Data shown =>
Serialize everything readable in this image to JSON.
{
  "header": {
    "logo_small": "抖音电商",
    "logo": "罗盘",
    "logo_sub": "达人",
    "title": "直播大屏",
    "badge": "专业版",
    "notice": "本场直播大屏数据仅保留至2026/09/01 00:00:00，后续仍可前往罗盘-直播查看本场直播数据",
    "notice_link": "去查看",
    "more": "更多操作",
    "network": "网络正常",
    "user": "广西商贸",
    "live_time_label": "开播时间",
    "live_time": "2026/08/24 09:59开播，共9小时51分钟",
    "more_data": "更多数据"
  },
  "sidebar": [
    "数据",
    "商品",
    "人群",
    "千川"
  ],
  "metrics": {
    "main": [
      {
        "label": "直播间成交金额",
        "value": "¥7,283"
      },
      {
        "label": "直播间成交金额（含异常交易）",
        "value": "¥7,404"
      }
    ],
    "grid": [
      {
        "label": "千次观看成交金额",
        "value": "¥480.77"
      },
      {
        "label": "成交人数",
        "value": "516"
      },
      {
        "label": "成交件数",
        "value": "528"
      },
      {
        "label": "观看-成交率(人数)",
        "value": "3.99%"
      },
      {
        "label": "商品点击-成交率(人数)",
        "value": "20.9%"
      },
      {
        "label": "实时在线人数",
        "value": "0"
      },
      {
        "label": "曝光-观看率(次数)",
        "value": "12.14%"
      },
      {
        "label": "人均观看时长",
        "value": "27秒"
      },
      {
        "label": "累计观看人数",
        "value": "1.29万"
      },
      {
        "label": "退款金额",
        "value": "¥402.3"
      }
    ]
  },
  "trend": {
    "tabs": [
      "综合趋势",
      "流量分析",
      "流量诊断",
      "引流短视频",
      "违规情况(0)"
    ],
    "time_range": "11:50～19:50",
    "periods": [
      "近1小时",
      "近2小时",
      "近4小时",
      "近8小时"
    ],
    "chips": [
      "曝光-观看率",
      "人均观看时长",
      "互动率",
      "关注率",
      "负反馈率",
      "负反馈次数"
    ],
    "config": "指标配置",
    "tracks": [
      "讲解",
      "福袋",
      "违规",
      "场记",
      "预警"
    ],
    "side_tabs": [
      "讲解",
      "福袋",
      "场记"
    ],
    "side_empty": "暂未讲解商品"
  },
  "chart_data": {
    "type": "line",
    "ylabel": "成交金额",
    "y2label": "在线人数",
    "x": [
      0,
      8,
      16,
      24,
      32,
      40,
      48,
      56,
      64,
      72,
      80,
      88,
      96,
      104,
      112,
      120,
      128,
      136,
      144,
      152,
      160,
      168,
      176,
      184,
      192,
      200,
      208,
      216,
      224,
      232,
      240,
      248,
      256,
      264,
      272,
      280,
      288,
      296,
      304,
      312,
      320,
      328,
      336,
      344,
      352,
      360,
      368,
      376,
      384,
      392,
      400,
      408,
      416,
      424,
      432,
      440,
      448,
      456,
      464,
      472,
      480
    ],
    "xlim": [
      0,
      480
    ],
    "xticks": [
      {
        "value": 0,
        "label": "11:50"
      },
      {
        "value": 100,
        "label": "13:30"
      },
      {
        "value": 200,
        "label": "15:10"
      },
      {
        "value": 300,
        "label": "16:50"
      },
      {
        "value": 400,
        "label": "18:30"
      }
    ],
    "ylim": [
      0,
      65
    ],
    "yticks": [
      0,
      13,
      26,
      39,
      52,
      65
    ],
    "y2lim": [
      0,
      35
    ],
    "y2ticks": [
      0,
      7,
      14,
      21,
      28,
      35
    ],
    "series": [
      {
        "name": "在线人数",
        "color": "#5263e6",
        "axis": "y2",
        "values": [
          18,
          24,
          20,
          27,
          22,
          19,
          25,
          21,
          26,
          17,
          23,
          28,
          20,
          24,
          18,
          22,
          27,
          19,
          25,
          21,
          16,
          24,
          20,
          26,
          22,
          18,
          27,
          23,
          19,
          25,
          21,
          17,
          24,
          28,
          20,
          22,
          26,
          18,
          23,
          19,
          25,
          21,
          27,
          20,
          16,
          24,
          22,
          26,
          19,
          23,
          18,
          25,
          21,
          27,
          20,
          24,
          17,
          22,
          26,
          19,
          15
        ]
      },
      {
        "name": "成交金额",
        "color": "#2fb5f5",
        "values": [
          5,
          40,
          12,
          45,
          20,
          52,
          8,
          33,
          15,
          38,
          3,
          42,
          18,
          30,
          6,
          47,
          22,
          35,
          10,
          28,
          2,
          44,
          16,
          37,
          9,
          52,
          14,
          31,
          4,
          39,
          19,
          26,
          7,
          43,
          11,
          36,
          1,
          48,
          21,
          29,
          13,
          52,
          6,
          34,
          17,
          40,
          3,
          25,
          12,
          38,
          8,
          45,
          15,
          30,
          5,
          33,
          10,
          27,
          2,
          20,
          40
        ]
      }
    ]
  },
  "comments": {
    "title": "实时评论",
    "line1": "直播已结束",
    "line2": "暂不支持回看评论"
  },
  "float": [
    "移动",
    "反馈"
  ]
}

What to work on => Every line of the data above should be reproduced word for word.

Answer =>
Serialize everything readable in this image to JSON.
{
  "header": {
    "logo_small": "抖音电商",
    "logo": "罗盘",
    "logo_sub": "达人",
    "title": "直播大屏",
    "badge": "专业版",
    "notice": "本场直播大屏数据仅保留至2026/09/01 00:00:00，后续仍可前往罗盘-直播查看本场直播数据",
    "notice_link": "去查看",
    "more": "更多操作",
    "network": "网络正常",
    "user": "广西商贸",
    "live_time_label": "开播时间",
    "live_time": "2026/08/24 09:59开播，共9小时51分钟",
    "more_data": "更多数据"
  },
  "sidebar": [
    "数据",
    "商品",
    "人群",
    "千川"
  ],
  "metrics": {
    "main": [
      {
        "label": "直播间成交金额",
        "value": "¥7,283"
      },
      {
        "label": "直播间成交金额（含异常交易）",
        "value": "¥7,404"
      }
    ],
    "grid": [
      {
        "label": "千次观看成交金额",
        "value": "¥480.77"
      },
      {
        "label": "成交人数",
        "value": "516"
      },
      {
        "label": "成交件数",
        "value": "528"
      },
      {
        "label": "观看-成交率(人数)",
        "value": "3.99%"
      },
      {
        "label": "商品点击-成交率(人数)",
        "value": "20.9%"
      },
      {
        "label": "实时在线人数",
        "value": "0"
      },
      {
        "label": "曝光-观看率(次数)",
        "value": "12.14%"
      },
      {
        "label": "人均观看时长",
        "value": "27秒"
      },
      {
        "label": "累计观看人数",
        "value": "1.29万"
      },
      {
        "label": "退款金额",
        "value": "¥402.3"
      }
    ]
  },
  "trend": {
    "tabs": [
      "综合趋势",
      "流量分析",
      "流量诊断",
      "引流短视频",
      "违规情况(0)"
    ],
    "time_range": "11:50～19:50",
    "periods": [
      "近1小时",
      "近2小时",
      "近4小时",
      "近8小时"
    ],
    "chips": [
      "曝光-观看率",
      "人均观看时长",
      "互动率",
      "关注率",
      "负反馈率",
      "负反馈次数"
    ],
    "config": "指标配置",
    "tracks": [
      "讲解",
      "福袋",
      "违规",
      "场记",
      "预警"
    ],
    "side_tabs": [
      "讲解",
      "福袋",
      "场记"
    ],
    "side_empty": "暂未讲解商品"
  },
  "chart_data": {
    "type": "line",
    "ylabel": "成交金额",
    "y2label": "在线人数",
    "x": [
      0,
      8,
      16,
      24,
      32,
      40,
      48,
      56,
      64,
      72,
      80,
      88,
      96,
      104,
      112,
      120,
      128,
      136,
      144,
      152,
      160,
      168,
      176,
      184,
      192,
      200,
      208,
      216,
      224,
      232,
      240,
      248,
      256,
      264,
      272,
      280,
      288,
      296,
      304,
      312,
      320,
      328,
      336,
      344,
      352,
      360,
      368,
      376,
      384,
      392,
      400,
      408,
      416,
      424,
      432,
      440,
      448,
      456,
      464,
      472,
      480
    ],
    "xlim": [
      0,
      480
    ],
    "xticks": [
      {
        "value": 0,
        "label": "11:50"
      },
      {
        "value": 100,
        "label": "13:30"
      },
      {
        "value": 200,
        "label": "15:10"
      },
      {
        "value": 300,
        "label": "16:50"
      },
      {
        "value": 400,
        "label": "18:30"
      }
    ],
    "ylim": [
      0,
      65
    ],
    "yticks": [
      0,
      13,
      26,
      39,
      52,
      65
    ],
    "y2lim": [
      0,
      35
    ],
    "y2ticks": [
      0,
      7,
      14,
      21,
      28,
      35
    ],
    "series": [
      {
        "name": "在线人数",
        "color": "#5263e6",
        "axis": "y2",
        "values": [
          18,
          24,
          20,
          27,
          22,
          19,
          25,
          21,
          26,
          17,
          23,
          28,
          20,
          24,
          18,
          22,
          27,
          19,
          25,
          21,
          16,
          24,
          20,
          26,
          22,
          18,
          27,
          23,
          19,
          25,
          21,
          17,
          24,
          28,
          20,
          22,
          26,
          18,
          23,
          19,
          25,
          21,
          27,
          20,
          16,
          24,
          22,
          26,
          19,
          23,
          18,
          25,
          21,
          27,
          20,
          24,
          17,
          22,
          26,
          19,
          15
        ]
      },
      {
        "name": "成交金额",
        "color": "#2fb5f5",
        "values": [
          5,
          40,
          12,
          45,
          20,
          52,
          8,
          33,
          15,
          38,
          3,
          42,
          18,
          30,
          6,
          47,
          22,
          35,
          10,
          28,
          2,
          44,
          16,
          37,
          9,
          52,
          14,
          31,
          4,
          39,
          19,
          26,
          7,
          43,
          11,
          36,
          1,
          48,
          21,
          29,
          13,
          52,
          6,
          34,
          17,
          40,
          3,
          25,
          12,
          38,
          8,
          45,
          15,
          30,
          5,
          33,
          10,
          27,
          2,
          20,
          40
        ]
      }
    ]
  },
  "comments": {
    "title": "实时评论",
    "line1": "直播已结束",
    "line2": "暂不支持回看评论"
  },
  "float": [
    "移动",
    "反馈"
  ]
}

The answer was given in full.